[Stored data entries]
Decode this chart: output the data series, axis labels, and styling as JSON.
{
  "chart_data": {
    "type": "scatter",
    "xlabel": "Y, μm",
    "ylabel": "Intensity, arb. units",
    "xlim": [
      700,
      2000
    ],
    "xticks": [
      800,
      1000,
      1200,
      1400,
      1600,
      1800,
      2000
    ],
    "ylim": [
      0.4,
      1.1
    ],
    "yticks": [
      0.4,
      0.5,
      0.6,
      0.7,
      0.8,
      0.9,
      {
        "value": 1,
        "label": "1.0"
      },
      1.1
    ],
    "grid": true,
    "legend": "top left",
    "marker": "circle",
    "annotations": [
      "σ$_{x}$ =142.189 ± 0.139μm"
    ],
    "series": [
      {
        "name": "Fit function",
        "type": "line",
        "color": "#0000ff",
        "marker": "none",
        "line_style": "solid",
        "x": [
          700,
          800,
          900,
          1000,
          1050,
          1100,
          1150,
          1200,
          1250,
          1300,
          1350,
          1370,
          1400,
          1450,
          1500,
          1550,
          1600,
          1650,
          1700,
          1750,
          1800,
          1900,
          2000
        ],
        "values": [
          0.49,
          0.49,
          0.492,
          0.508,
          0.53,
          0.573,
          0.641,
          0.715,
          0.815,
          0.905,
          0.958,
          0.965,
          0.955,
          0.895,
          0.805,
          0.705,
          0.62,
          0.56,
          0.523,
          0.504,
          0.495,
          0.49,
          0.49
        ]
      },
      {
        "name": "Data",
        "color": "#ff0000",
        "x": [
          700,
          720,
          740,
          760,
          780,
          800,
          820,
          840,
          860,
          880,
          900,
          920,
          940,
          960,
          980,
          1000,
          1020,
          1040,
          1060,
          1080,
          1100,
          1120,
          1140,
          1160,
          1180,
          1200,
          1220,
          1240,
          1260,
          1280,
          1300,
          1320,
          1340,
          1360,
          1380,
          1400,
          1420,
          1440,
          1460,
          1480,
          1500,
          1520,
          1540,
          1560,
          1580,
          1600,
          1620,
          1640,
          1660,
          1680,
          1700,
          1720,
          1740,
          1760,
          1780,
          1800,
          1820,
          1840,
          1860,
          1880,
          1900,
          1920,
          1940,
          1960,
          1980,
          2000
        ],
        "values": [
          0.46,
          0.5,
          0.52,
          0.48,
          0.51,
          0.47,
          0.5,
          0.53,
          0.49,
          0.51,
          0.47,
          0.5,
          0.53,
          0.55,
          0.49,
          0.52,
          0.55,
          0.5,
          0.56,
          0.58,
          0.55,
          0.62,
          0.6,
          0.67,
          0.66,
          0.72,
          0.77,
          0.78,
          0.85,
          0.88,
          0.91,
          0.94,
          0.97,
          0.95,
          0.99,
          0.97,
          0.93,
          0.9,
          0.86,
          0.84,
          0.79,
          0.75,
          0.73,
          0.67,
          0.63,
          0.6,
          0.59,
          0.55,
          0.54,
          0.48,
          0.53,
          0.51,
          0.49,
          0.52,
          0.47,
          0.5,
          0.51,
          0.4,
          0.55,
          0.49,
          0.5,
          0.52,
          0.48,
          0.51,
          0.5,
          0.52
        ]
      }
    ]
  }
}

## Set task
Output all of the material exactly as written.

## Answer to this problem
Decode this chart: output the data series, axis labels, and styling as JSON.
{
  "chart_data": {
    "type": "scatter",
    "xlabel": "Y, μm",
    "ylabel": "Intensity, arb. units",
    "xlim": [
      700,
      2000
    ],
    "xticks": [
      800,
      1000,
      1200,
      1400,
      1600,
      1800,
      2000
    ],
    "ylim": [
      0.4,
      1.1
    ],
    "yticks": [
      0.4,
      0.5,
      0.6,
      0.7,
      0.8,
      0.9,
      {
        "value": 1,
        "label": "1.0"
      },
      1.1
    ],
    "grid": true,
    "legend": "top left",
    "marker": "circle",
    "annotations": [
      "σ$_{x}$ =142.189 ± 0.139μm"
    ],
    "series": [
      {
        "name": "Fit function",
        "type": "line",
        "color": "#0000ff",
        "marker": "none",
        "line_style": "solid",
        "x": [
          700,
          800,
          900,
          1000,
          1050,
          1100,
          1150,
          1200,
          1250,
          1300,
          1350,
          1370,
          1400,
          1450,
          1500,
          1550,
          1600,
          1650,
          1700,
          1750,
          1800,
          1900,
          2000
        ],
        "values": [
          0.49,
          0.49,
          0.492,
          0.508,
          0.53,
          0.573,
          0.641,
          0.715,
          0.815,
          0.905,
          0.958,
          0.965,
          0.955,
          0.895,
          0.805,
          0.705,
          0.62,
          0.56,
          0.523,
          0.504,
          0.495,
          0.49,
          0.49
        ]
      },
      {
        "name": "Data",
        "color": "#ff0000",
        "x": [
          700,
          720,
          740,
          760,
          780,
          800,
          820,
          840,
          860,
          880,
          900,
          920,
          940,
          960,
          980,
          1000,
          1020,
          1040,
          1060,
          1080,
          1100,
          1120,
          1140,
          1160,
          1180,
          1200,
          1220,
          1240,
          1260,
          1280,
          1300,
          1320,
          1340,
          1360,
          1380,
          1400,
          1420,
          1440,
          1460,
          1480,
          1500,
          1520,
          1540,
          1560,
          1580,
          1600,
          1620,
          1640,
          1660,
          1680,
          1700,
          1720,
          1740,
          1760,
          1780,
          1800,
          1820,
          1840,
          1860,
          1880,
          1900,
          1920,
          1940,
          1960,
          1980,
          2000
        ],
        "values": [
          0.46,
          0.5,
          0.52,
          0.48,
          0.51,
          0.47,
          0.5,
          0.53,
          0.49,
          0.51,
          0.47,
          0.5,
          0.53,
          0.55,
          0.49,
          0.52,
          0.55,
          0.5,
          0.56,
          0.58,
          0.55,
          0.62,
          0.6,
          0.67,
          0.66,
          0.72,
          0.77,
          0.78,
          0.85,
          0.88,
          0.91,
          0.94,
          0.97,
          0.95,
          0.99,
          0.97,
          0.93,
          0.9,
          0.86,
          0.84,
          0.79,
          0.75,
          0.73,
          0.67,
          0.63,
          0.6,
          0.59,
          0.55,
          0.54,
          0.48,
          0.53,
          0.51,
          0.49,
          0.52,
          0.47,
          0.5,
          0.51,
          0.4,
          0.55,
          0.49,
          0.5,
          0.52,
          0.48,
          0.51,
          0.5,
          0.52
        ]
      }
    ]
  }
}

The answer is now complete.